### YOUR INSTRUCTIONS
Output every entry exactly as written.

---------- GIVEN RECORDS

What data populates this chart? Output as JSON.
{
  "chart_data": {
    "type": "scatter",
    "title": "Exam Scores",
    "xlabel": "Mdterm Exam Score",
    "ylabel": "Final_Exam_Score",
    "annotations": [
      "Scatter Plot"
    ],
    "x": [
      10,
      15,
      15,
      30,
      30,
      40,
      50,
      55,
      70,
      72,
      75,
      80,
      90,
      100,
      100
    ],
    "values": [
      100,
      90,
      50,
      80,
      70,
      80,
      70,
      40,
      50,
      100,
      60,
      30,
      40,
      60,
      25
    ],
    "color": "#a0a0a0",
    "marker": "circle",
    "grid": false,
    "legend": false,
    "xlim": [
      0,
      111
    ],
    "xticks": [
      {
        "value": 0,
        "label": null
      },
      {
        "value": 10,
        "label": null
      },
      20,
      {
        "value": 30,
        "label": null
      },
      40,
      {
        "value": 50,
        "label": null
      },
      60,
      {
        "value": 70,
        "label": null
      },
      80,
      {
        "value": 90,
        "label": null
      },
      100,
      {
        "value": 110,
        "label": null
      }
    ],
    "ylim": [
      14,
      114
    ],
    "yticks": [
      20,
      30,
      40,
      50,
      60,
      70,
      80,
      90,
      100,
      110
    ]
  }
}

--------------------

### RESPONSE FOR THIS EXERCISE
What data populates this chart? Output as JSON.
{
  "chart_data": {
    "type": "scatter",
    "title": "Exam Scores",
    "xlabel": "Mdterm Exam Score",
    "ylabel": "Final_Exam_Score",
    "annotations": [
      "Scatter Plot"
    ],
    "x": [
      10,
      15,
      15,
      30,
      30,
      40,
      50,
      55,
      70,
      72,
      75,
      80,
      90,
      100,
      100
    ],
    "values": [
      100,
      90,
      50,
      80,
      70,
      80,
      70,
      40,
      50,
      100,
      60,
      30,
      40,
      60,
      25
    ],
    "color": "#a0a0a0",
    "marker": "circle",
    "grid": false,
    "legend": false,
    "xlim": [
      0,
      111
    ],
    "xticks": [
      {
        "value": 0,
        "label": null
      },
      {
        "value": 10,
        "label": null
      },
      20,
      {
        "value": 30,
        "label": null
      },
      40,
      {
        "value": 50,
        "label": null
      },
      60,
      {
        "value": 70,
        "label": null
      },
      80,
      {
        "value": 90,
        "label": null
      },
      100,
      {
        "value": 110,
        "label": null
      }
    ],
    "ylim": [
      14,
      114
    ],
    "yticks": [
      20,
      30,
      40,
      50,
      60,
      70,
      80,
      90,
      100,
      110
    ]
  }
}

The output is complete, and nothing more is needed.